Aim: Extract the listing below in full, unchanged.

Data to use:
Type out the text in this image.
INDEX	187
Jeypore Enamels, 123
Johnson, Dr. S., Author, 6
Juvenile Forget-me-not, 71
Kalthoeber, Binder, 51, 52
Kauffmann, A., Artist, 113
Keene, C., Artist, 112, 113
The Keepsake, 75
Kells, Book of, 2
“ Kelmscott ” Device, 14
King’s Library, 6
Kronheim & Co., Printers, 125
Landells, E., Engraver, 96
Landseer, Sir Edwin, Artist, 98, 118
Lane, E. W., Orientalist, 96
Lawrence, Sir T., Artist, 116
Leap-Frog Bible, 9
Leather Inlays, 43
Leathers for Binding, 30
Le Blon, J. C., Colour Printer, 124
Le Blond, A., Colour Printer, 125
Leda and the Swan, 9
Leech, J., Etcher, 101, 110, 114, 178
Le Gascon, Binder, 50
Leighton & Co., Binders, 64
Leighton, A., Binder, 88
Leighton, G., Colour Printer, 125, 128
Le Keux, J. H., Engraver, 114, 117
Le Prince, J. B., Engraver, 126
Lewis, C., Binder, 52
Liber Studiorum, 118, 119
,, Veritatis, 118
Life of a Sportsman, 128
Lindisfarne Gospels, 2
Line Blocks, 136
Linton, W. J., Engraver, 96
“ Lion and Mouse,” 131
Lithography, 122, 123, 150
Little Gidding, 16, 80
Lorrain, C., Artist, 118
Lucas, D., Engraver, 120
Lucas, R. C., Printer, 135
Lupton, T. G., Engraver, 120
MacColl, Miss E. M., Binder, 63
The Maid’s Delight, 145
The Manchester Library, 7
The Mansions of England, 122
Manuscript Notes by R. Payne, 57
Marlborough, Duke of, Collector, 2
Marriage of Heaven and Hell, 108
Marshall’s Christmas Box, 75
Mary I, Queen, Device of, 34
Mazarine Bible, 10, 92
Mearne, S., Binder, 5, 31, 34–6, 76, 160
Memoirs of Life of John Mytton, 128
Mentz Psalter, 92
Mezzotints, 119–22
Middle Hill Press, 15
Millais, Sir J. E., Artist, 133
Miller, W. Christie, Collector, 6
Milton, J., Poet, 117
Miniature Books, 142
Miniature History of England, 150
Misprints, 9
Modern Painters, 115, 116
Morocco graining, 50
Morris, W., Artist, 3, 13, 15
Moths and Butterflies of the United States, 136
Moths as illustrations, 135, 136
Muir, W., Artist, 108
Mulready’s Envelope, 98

Correct result:
Type out the text in this image.
INDEX	187
Jeypore Enamels, 123
Johnson, Dr. S., Author, 6
Juvenile Forget-me-not, 71
Kalthoeber, Binder, 51, 52
Kauffmann, A., Artist, 113
Keene, C., Artist, 112, 113
The Keepsake, 75
Kells, Book of, 2
“ Kelmscott ” Device, 14
King’s Library, 6
Kronheim & Co., Printers, 125
Landells, E., Engraver, 96
Landseer, Sir Edwin, Artist, 98, 118
Lane, E. W., Orientalist, 96
Lawrence, Sir T., Artist, 116
Leap-Frog Bible, 9
Leather Inlays, 43
Leathers for Binding, 30
Le Blon, J. C., Colour Printer, 124
Le Blond, A., Colour Printer, 125
Leda and the Swan, 9
Leech, J., Etcher, 101, 110, 114, 178
Le Gascon, Binder, 50
Leighton & Co., Binders, 64
Leighton, A., Binder, 88
Leighton, G., Colour Printer, 125, 128
Le Keux, J. H., Engraver, 114, 117
Le Prince, J. B., Engraver, 126
Lewis, C., Binder, 52
Liber Studiorum, 118, 119
,, Veritatis, 118
Life of a Sportsman, 128
Lindisfarne Gospels, 2
Line Blocks, 136
Linton, W. J., Engraver, 96
“ Lion and Mouse,” 131
Lithography, 122, 123, 150
Little Gidding, 16, 80
Lorrain, C., Artist, 118
Lucas, D., Engraver, 120
Lucas, R. C., Printer, 135
Lupton, T. G., Engraver, 120
MacColl, Miss E. M., Binder, 63
The Maid’s Delight, 145
The Manchester Library, 7
The Mansions of England, 122
Manuscript Notes by R. Payne, 57
Marlborough, Duke of, Collector, 2
Marriage of Heaven and Hell, 108
Marshall’s Christmas Box, 75
Mary I, Queen, Device of, 34
Mazarine Bible, 10, 92
Mearne, S., Binder, 5, 31, 34–6, 76, 160
Memoirs of Life of John Mytton, 128
Mentz Psalter, 92
Mezzotints, 119–22
Middle Hill Press, 15
Millais, Sir J. E., Artist, 133
Miller, W. Christie, Collector, 6
Milton, J., Poet, 117
Miniature Books, 142
Miniature History of England, 150
Misprints, 9
Modern Painters, 115, 116
Morocco graining, 50
Morris, W., Artist, 3, 13, 15
Moths and Butterflies of the United States, 136
Moths as illustrations, 135, 136
Muir, W., Artist, 108
Mulready’s Envelope, 98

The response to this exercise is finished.